# PROMPT
Which of the lines below contain the string "CDDP"? Copy each one.

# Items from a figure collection
★ ★ ★ ★ ★

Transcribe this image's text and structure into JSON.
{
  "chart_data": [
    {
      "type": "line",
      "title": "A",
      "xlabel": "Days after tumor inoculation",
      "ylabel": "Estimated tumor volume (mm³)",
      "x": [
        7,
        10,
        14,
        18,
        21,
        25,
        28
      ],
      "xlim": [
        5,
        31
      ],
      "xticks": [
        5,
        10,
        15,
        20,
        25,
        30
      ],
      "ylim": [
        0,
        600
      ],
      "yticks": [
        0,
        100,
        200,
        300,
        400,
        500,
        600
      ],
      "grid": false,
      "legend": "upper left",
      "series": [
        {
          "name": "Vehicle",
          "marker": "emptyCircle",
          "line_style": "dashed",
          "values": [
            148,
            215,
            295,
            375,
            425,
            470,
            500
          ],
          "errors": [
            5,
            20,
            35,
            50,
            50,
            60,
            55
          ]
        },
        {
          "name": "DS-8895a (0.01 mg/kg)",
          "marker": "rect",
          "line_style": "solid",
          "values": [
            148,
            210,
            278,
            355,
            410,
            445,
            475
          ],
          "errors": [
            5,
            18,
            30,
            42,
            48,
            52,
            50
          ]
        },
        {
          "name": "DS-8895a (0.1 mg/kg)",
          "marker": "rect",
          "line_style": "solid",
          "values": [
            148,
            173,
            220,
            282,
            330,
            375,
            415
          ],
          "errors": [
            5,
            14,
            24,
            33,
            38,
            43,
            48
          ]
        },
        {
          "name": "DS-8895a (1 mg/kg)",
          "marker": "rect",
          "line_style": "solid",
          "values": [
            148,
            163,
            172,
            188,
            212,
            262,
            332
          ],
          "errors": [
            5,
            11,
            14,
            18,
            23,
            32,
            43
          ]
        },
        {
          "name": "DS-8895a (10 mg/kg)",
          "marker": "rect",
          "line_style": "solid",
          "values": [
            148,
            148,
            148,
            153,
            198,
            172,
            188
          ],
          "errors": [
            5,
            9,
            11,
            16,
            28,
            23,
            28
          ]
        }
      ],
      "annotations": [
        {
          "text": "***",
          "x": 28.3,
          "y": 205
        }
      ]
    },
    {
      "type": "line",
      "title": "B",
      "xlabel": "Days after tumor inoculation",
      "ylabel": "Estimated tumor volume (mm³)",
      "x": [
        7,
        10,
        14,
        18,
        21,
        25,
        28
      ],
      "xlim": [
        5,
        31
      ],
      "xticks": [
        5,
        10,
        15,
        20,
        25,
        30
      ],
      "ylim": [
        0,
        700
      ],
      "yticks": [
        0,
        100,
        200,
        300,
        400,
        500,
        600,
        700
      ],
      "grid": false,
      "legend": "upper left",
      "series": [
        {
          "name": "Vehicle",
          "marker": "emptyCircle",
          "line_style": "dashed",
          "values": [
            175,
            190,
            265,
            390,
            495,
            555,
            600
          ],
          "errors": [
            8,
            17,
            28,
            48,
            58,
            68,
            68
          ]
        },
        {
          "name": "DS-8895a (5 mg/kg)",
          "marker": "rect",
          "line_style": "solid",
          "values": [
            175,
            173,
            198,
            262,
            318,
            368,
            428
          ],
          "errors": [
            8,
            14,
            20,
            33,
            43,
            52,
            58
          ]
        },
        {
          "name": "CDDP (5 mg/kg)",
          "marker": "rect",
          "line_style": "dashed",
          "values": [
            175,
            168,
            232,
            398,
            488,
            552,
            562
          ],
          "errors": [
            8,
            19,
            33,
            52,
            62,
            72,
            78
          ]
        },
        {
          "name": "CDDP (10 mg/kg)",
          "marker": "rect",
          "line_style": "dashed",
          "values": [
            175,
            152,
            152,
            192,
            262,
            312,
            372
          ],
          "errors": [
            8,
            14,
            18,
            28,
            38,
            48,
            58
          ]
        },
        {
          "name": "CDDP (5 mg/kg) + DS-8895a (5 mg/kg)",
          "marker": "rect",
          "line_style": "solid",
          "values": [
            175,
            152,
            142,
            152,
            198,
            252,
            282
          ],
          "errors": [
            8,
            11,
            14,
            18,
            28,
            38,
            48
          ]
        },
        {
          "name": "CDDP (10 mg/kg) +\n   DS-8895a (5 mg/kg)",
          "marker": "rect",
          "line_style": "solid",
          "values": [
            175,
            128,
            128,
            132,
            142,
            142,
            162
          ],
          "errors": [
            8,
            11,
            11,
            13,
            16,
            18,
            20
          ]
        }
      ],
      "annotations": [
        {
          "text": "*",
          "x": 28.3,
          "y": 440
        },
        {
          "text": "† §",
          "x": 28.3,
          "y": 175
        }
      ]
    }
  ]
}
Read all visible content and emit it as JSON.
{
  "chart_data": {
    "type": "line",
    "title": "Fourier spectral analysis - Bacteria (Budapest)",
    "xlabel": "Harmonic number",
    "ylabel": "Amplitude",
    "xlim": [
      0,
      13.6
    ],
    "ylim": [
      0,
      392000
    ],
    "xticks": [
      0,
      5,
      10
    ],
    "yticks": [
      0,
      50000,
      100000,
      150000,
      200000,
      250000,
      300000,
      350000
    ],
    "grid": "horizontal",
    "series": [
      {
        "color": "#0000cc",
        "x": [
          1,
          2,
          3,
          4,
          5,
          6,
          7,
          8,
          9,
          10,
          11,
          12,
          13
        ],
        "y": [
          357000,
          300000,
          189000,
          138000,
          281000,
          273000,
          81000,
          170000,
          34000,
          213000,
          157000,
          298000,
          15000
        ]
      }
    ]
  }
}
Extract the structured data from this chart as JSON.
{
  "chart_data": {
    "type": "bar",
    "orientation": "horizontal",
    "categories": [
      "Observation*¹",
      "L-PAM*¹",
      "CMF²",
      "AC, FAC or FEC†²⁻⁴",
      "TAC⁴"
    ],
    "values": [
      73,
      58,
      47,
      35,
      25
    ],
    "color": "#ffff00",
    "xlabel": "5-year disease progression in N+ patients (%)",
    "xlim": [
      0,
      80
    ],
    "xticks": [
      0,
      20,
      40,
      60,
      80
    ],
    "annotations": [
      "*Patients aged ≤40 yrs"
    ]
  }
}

★ ★ ★ ★ ★

# EXERCISE RESULT
          "name": "CDDP (5 mg/kg)",
          "name": "CDDP (10 mg/kg)",
          "name": "CDDP (5 mg/kg) + DS-8895a (5 mg/kg)",
          "name": "CDDP (10 mg/kg) +\n   DS-8895a (5 mg/kg)",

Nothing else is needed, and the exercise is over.